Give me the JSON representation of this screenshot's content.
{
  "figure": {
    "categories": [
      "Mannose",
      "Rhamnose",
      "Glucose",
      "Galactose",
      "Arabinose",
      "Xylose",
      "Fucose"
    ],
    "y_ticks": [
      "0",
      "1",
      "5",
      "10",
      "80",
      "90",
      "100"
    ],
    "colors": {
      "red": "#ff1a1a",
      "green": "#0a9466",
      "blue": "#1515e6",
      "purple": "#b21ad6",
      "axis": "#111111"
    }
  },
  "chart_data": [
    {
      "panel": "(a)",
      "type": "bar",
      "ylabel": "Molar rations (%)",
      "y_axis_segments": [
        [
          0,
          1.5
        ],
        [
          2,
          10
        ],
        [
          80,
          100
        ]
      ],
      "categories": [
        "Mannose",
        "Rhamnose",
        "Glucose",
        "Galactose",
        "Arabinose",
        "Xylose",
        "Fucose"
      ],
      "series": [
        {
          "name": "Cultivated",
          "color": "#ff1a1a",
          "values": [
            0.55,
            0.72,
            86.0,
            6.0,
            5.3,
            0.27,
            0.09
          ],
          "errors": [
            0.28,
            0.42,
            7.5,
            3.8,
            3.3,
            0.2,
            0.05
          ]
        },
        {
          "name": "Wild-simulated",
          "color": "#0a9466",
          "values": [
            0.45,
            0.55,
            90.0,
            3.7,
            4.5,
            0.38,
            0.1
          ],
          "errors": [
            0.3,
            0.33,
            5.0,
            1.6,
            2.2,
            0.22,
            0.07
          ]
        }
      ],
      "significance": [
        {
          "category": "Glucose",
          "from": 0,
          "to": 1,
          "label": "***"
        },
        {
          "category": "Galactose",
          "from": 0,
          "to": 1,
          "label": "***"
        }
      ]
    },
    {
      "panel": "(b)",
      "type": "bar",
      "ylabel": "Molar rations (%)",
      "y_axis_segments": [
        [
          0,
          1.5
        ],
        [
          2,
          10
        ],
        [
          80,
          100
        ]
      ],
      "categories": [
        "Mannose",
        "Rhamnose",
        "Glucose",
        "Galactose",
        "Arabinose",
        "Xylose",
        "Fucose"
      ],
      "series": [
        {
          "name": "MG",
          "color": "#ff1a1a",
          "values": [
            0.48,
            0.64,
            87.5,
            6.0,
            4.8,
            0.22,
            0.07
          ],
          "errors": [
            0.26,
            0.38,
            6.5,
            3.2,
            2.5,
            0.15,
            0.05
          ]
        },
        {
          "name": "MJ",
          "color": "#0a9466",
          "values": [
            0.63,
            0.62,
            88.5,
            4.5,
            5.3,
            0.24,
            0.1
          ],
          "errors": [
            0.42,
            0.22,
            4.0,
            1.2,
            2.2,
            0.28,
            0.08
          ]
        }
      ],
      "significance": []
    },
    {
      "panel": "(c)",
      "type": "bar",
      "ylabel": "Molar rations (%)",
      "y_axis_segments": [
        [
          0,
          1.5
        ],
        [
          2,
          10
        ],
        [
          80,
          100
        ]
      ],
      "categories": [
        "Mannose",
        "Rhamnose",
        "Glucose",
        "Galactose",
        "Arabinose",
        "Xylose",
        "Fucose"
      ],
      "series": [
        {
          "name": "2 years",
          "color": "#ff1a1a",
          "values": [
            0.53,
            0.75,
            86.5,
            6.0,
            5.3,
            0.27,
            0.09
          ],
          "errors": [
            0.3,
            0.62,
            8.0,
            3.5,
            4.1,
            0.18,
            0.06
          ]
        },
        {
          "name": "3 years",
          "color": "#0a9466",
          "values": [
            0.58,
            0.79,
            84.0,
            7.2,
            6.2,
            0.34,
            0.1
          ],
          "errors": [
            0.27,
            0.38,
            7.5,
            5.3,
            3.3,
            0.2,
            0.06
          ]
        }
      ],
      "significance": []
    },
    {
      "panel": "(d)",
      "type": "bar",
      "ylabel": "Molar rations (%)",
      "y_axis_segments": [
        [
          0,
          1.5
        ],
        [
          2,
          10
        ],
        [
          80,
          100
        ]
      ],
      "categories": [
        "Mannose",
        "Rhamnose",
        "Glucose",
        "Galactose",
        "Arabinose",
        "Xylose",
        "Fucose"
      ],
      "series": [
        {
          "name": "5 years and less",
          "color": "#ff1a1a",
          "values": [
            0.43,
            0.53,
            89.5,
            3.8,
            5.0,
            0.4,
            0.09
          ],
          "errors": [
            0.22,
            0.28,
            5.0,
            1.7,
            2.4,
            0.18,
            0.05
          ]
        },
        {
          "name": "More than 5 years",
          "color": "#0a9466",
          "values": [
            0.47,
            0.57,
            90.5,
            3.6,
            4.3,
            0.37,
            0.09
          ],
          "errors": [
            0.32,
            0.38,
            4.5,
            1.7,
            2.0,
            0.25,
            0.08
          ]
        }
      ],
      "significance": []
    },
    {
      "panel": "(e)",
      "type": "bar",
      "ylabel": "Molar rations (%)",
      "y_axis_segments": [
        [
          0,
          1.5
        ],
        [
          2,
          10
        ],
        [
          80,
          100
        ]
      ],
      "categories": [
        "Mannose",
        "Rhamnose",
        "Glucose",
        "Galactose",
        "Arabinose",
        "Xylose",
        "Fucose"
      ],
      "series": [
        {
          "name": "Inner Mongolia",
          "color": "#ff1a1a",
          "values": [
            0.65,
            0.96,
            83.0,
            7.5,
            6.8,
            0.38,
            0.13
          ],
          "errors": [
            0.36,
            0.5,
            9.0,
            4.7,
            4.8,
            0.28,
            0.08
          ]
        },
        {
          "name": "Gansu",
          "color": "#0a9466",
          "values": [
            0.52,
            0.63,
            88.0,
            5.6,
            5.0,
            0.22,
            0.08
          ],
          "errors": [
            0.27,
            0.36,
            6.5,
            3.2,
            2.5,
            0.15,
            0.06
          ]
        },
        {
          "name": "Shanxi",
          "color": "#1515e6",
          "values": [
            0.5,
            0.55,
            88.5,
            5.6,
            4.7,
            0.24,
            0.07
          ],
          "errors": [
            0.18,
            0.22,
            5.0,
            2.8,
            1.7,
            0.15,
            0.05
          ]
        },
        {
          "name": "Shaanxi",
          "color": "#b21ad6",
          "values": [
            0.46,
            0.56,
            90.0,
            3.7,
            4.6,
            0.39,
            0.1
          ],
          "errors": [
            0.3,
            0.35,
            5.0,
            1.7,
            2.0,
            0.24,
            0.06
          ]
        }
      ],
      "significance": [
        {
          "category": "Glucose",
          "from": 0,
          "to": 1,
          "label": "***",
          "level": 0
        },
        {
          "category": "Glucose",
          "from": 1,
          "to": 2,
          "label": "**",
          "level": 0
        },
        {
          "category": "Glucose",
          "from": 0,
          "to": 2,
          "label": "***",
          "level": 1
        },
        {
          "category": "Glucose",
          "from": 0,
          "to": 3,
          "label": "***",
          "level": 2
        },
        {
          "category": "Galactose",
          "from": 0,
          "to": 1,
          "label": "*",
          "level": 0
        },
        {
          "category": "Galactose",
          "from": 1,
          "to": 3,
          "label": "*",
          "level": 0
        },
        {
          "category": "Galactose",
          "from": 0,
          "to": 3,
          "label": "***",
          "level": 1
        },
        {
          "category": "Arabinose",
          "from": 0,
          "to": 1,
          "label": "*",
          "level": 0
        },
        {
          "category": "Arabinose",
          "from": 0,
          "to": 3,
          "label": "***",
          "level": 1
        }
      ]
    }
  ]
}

----

WHAT YOU NEED TO DO: Look through the material and say how many lines hold "panel". Give the number only.

COMPLETE OUTPUT: 5